[Saved data entries]
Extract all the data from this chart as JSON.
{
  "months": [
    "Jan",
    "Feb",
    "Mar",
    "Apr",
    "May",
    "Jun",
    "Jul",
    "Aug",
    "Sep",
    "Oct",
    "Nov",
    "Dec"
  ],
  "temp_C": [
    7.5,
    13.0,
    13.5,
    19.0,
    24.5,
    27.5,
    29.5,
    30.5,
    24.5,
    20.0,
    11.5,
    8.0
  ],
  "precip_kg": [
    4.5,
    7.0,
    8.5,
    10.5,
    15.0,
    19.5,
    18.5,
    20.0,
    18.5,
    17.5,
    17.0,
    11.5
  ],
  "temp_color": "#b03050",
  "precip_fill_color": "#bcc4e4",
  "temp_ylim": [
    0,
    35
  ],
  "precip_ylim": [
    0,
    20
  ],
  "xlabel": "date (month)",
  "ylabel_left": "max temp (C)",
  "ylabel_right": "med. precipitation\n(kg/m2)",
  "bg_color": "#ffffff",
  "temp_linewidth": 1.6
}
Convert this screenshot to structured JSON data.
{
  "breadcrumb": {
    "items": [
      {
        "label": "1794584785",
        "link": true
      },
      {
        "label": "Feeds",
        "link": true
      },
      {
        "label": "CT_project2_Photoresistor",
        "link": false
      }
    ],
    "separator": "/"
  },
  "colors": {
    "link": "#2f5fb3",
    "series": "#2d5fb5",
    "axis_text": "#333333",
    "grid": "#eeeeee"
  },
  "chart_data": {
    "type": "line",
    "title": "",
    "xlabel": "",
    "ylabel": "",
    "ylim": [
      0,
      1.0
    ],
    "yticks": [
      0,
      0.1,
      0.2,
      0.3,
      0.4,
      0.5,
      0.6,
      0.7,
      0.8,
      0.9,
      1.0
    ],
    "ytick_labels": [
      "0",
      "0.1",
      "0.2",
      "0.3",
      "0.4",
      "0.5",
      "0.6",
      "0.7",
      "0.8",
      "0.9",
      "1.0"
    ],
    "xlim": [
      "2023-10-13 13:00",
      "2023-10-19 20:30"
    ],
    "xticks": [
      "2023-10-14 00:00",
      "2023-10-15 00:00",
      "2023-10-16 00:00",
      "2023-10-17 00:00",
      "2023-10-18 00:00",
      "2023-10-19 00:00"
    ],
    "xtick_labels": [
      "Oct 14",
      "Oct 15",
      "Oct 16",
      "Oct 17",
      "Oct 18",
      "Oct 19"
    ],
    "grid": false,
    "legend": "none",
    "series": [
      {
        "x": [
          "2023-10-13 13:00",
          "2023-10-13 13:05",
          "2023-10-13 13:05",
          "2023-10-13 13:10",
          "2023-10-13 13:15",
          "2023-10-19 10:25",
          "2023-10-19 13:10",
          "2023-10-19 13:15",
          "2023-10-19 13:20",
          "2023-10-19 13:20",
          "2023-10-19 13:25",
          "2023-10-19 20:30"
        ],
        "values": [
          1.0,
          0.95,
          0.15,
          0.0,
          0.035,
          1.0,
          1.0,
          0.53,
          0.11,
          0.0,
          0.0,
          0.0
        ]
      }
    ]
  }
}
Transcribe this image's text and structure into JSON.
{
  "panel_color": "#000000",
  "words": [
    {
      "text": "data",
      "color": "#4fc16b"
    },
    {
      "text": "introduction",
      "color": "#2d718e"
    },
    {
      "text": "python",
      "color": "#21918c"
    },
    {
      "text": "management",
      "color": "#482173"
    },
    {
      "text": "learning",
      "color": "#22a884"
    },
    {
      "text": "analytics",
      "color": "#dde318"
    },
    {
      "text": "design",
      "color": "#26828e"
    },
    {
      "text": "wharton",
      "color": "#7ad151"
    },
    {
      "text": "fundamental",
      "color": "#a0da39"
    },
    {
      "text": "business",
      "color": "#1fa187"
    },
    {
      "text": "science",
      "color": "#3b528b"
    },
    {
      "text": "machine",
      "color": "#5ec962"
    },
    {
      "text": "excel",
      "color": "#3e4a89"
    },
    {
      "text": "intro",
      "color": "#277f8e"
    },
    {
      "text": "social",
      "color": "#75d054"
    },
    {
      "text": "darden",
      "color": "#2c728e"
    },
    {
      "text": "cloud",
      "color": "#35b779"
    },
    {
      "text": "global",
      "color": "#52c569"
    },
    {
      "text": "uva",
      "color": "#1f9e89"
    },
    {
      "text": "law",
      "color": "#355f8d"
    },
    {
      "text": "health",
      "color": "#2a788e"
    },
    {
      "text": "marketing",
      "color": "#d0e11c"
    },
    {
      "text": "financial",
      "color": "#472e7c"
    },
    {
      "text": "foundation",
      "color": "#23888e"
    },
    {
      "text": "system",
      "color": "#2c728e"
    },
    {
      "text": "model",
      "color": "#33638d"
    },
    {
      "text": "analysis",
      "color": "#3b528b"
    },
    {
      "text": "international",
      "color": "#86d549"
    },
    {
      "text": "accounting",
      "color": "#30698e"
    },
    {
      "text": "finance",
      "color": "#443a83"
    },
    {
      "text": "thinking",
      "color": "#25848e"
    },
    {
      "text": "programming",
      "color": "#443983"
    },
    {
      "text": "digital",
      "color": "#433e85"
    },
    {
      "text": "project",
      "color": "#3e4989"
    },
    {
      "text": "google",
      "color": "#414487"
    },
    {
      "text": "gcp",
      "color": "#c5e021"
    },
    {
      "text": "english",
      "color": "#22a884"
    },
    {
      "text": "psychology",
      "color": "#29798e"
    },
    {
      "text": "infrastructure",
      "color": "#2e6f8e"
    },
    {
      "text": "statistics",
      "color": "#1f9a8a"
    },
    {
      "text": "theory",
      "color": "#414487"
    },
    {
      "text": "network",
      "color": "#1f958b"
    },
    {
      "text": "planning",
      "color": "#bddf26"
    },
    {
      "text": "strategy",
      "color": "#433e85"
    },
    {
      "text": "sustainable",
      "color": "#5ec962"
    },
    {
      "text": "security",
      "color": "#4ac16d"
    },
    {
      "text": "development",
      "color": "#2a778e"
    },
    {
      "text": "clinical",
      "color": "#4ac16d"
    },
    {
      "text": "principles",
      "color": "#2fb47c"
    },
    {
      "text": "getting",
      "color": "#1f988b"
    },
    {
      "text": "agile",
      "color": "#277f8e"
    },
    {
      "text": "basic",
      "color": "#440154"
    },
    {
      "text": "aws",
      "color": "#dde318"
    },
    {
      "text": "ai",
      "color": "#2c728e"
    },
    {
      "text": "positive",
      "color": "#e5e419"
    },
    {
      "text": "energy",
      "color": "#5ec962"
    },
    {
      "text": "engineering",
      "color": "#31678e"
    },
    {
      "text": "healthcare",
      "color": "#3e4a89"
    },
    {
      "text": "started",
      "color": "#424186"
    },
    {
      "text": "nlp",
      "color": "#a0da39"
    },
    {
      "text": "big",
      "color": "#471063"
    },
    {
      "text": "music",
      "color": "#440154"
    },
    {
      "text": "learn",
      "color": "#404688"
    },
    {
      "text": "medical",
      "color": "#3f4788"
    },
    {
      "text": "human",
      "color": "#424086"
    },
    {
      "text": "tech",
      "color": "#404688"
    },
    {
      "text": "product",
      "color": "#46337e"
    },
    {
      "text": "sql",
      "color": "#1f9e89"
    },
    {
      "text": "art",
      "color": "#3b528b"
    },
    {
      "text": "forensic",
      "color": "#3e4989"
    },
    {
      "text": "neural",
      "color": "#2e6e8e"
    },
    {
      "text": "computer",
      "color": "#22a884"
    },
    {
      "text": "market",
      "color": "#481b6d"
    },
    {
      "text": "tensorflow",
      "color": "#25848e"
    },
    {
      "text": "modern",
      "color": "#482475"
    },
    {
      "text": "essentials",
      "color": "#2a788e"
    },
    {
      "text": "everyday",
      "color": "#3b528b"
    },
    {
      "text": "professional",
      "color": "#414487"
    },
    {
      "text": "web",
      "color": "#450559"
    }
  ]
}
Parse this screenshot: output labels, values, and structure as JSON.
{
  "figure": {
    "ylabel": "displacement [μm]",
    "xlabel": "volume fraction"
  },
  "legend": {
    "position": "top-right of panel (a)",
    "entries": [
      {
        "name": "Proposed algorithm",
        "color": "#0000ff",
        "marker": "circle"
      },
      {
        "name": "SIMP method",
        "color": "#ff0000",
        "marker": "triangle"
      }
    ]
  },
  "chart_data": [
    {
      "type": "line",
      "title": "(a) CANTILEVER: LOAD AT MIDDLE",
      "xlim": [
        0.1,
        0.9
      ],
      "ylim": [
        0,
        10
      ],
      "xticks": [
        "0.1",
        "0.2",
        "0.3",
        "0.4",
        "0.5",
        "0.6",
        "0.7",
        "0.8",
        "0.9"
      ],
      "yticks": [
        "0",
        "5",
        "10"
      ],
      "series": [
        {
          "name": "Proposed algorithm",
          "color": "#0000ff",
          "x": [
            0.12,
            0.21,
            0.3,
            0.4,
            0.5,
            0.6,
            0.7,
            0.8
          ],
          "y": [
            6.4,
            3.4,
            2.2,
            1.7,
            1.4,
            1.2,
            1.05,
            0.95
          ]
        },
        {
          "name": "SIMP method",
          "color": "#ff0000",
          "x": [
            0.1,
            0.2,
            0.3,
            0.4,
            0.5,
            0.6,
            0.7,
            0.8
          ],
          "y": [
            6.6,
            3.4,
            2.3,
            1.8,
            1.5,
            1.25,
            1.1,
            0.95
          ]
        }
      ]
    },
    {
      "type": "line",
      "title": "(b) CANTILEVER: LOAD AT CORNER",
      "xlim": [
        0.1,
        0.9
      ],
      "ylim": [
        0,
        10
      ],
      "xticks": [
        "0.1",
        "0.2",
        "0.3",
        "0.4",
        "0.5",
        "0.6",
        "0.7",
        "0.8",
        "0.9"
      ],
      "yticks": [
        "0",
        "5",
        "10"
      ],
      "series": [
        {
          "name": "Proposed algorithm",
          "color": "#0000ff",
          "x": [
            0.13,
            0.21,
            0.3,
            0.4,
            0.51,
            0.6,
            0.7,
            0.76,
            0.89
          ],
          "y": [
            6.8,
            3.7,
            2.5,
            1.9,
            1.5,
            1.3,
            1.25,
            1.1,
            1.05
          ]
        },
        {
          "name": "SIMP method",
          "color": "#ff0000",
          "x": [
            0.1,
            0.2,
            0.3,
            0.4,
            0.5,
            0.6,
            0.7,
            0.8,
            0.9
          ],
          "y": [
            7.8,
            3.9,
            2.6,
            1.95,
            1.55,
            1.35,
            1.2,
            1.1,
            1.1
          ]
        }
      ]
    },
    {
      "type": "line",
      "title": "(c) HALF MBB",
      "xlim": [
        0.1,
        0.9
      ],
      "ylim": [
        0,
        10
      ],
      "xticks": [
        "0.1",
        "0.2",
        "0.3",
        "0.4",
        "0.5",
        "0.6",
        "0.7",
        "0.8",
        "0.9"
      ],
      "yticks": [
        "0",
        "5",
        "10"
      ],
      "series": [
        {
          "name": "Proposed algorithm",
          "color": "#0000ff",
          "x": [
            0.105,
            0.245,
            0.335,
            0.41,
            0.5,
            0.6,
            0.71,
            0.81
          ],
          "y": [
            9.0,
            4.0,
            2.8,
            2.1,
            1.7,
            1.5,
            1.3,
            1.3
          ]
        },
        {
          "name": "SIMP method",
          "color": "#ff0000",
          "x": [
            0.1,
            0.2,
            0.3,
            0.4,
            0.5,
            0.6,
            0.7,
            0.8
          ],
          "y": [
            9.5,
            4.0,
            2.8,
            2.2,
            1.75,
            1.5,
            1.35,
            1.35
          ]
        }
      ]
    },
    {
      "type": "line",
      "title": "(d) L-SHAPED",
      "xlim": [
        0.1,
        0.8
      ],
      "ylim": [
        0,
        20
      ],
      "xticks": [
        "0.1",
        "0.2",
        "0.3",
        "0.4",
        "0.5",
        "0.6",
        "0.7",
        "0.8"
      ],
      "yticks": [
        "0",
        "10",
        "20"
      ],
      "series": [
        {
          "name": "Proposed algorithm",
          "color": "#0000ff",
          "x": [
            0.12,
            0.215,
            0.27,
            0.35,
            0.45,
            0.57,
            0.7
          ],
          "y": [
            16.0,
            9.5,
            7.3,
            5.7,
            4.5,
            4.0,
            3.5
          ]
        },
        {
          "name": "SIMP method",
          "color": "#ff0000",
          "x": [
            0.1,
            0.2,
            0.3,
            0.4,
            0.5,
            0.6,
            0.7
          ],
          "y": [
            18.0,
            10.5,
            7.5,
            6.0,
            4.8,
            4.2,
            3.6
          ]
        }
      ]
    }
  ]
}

> _Aim of the task_: Find the lines that include the string "values", then copy each of them.

> _Complete output_:
        "values": [
Parse this screenshot: output labels, values, and structure as JSON.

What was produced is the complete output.